■ **Brief**
Reproduce all of the records exactly.

■ **Extracted information**
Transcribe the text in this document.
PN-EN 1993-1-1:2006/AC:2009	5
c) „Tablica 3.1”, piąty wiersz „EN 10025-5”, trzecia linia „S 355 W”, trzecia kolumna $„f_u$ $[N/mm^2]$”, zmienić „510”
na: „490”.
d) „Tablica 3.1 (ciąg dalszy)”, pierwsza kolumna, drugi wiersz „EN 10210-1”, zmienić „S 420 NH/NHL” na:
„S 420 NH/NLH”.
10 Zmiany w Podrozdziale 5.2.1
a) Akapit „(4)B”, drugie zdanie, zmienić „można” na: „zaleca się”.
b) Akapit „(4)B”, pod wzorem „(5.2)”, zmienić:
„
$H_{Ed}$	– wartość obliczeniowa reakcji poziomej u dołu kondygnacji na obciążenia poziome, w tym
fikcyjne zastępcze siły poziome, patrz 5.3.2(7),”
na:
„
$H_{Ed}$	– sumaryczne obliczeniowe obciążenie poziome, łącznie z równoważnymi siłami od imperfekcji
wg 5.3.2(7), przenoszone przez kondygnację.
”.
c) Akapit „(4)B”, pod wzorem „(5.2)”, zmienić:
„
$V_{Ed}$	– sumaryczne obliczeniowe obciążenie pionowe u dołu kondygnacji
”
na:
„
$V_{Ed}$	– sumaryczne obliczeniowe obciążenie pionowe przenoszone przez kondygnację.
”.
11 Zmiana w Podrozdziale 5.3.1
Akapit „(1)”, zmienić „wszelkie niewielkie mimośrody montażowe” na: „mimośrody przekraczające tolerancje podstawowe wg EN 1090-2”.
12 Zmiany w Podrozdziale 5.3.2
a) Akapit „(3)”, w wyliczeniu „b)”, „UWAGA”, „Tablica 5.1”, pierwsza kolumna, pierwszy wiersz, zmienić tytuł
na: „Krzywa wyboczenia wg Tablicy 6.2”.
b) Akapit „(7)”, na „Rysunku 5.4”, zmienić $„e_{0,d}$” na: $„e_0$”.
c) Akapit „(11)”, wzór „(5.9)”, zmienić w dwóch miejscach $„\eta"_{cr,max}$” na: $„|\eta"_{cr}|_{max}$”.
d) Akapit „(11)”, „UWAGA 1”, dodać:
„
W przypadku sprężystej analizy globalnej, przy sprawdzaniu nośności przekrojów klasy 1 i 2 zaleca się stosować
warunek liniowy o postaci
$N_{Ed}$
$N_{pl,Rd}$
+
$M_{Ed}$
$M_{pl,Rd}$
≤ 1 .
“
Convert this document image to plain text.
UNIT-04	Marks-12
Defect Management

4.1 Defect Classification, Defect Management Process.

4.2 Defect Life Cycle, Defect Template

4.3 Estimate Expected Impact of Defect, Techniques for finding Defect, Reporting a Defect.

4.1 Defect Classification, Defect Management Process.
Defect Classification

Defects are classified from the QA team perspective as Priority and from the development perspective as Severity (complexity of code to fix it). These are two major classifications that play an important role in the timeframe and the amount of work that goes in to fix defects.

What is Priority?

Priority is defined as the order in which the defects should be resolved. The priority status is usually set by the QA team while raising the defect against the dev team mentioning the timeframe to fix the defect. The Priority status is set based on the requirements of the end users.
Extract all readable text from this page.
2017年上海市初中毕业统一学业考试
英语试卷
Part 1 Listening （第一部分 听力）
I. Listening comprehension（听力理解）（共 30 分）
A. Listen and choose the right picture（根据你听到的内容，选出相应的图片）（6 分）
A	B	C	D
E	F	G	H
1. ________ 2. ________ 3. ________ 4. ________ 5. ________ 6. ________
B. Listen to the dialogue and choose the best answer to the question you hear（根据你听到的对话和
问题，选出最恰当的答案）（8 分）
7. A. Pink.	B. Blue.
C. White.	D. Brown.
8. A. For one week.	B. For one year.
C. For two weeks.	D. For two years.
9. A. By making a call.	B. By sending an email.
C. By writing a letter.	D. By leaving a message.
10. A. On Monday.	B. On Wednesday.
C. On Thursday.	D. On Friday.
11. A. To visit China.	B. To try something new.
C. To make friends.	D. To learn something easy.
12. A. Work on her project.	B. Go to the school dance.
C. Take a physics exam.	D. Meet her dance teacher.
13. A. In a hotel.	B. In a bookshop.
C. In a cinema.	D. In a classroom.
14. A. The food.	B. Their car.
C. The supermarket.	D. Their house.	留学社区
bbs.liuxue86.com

■ **Response below**
Transcribe the text in this document.
PN-EN 1993-1-1:2006/AC:2009	5
c) „Tablica 3.1”, piąty wiersz „EN 10025-5”, trzecia linia „S 355 W”, trzecia kolumna $„f_u$ $[N/mm^2]$”, zmienić „510”
na: „490”.
d) „Tablica 3.1 (ciąg dalszy)”, pierwsza kolumna, drugi wiersz „EN 10210-1”, zmienić „S 420 NH/NHL” na:
„S 420 NH/NLH”.
10 Zmiany w Podrozdziale 5.2.1
a) Akapit „(4)B”, drugie zdanie, zmienić „można” na: „zaleca się”.
b) Akapit „(4)B”, pod wzorem „(5.2)”, zmienić:
„
$H_{Ed}$	– wartość obliczeniowa reakcji poziomej u dołu kondygnacji na obciążenia poziome, w tym
fikcyjne zastępcze siły poziome, patrz 5.3.2(7),”
na:
„
$H_{Ed}$	– sumaryczne obliczeniowe obciążenie poziome, łącznie z równoważnymi siłami od imperfekcji
wg 5.3.2(7), przenoszone przez kondygnację.
”.
c) Akapit „(4)B”, pod wzorem „(5.2)”, zmienić:
„
$V_{Ed}$	– sumaryczne obliczeniowe obciążenie pionowe u dołu kondygnacji
”
na:
„
$V_{Ed}$	– sumaryczne obliczeniowe obciążenie pionowe przenoszone przez kondygnację.
”.
11 Zmiana w Podrozdziale 5.3.1
Akapit „(1)”, zmienić „wszelkie niewielkie mimośrody montażowe” na: „mimośrody przekraczające tolerancje podstawowe wg EN 1090-2”.
12 Zmiany w Podrozdziale 5.3.2
a) Akapit „(3)”, w wyliczeniu „b)”, „UWAGA”, „Tablica 5.1”, pierwsza kolumna, pierwszy wiersz, zmienić tytuł
na: „Krzywa wyboczenia wg Tablicy 6.2”.
b) Akapit „(7)”, na „Rysunku 5.4”, zmienić $„e_{0,d}$” na: $„e_0$”.
c) Akapit „(11)”, wzór „(5.9)”, zmienić w dwóch miejscach $„\eta"_{cr,max}$” na: $„|\eta"_{cr}|_{max}$”.
d) Akapit „(11)”, „UWAGA 1”, dodać:
„
W przypadku sprężystej analizy globalnej, przy sprawdzaniu nośności przekrojów klasy 1 i 2 zaleca się stosować
warunek liniowy o postaci
$N_{Ed}$
$N_{pl,Rd}$
+
$M_{Ed}$
$M_{pl,Rd}$
≤ 1 .
“
Convert this document image to plain text.
UNIT-04	Marks-12
Defect Management

4.1 Defect Classification, Defect Management Process.

4.2 Defect Life Cycle, Defect Template

4.3 Estimate Expected Impact of Defect, Techniques for finding Defect, Reporting a Defect.

4.1 Defect Classification, Defect Management Process.
Defect Classification

Defects are classified from the QA team perspective as Priority and from the development perspective as Severity (complexity of code to fix it). These are two major classifications that play an important role in the timeframe and the amount of work that goes in to fix defects.

What is Priority?

Priority is defined as the order in which the defects should be resolved. The priority status is usually set by the QA team while raising the defect against the dev team mentioning the timeframe to fix the defect. The Priority status is set based on the requirements of the end users.
Extract all readable text from this page.
2017年上海市初中毕业统一学业考试
英语试卷
Part 1 Listening （第一部分 听力）
I. Listening comprehension（听力理解）（共 30 分）
A. Listen and choose the right picture（根据你听到的内容，选出相应的图片）（6 分）
A	B	C	D
E	F	G	H
1. ________ 2. ________ 3. ________ 4. ________ 5. ________ 6. ________
B. Listen to the dialogue and choose the best answer to the question you hear（根据你听到的对话和
问题，选出最恰当的答案）（8 分）
7. A. Pink.	B. Blue.
C. White.	D. Brown.
8. A. For one week.	B. For one year.
C. For two weeks.	D. For two years.
9. A. By making a call.	B. By sending an email.
C. By writing a letter.	D. By leaving a message.
10. A. On Monday.	B. On Wednesday.
C. On Thursday.	D. On Friday.
11. A. To visit China.	B. To try something new.
C. To make friends.	D. To learn something easy.
12. A. Work on her project.	B. Go to the school dance.
C. Take a physics exam.	D. Meet her dance teacher.
13. A. In a hotel.	B. In a bookshop.
C. In a cinema.	D. In a classroom.
14. A. The food.	B. Their car.
C. The supermarket.	D. Their house.	留学社区
bbs.liuxue86.com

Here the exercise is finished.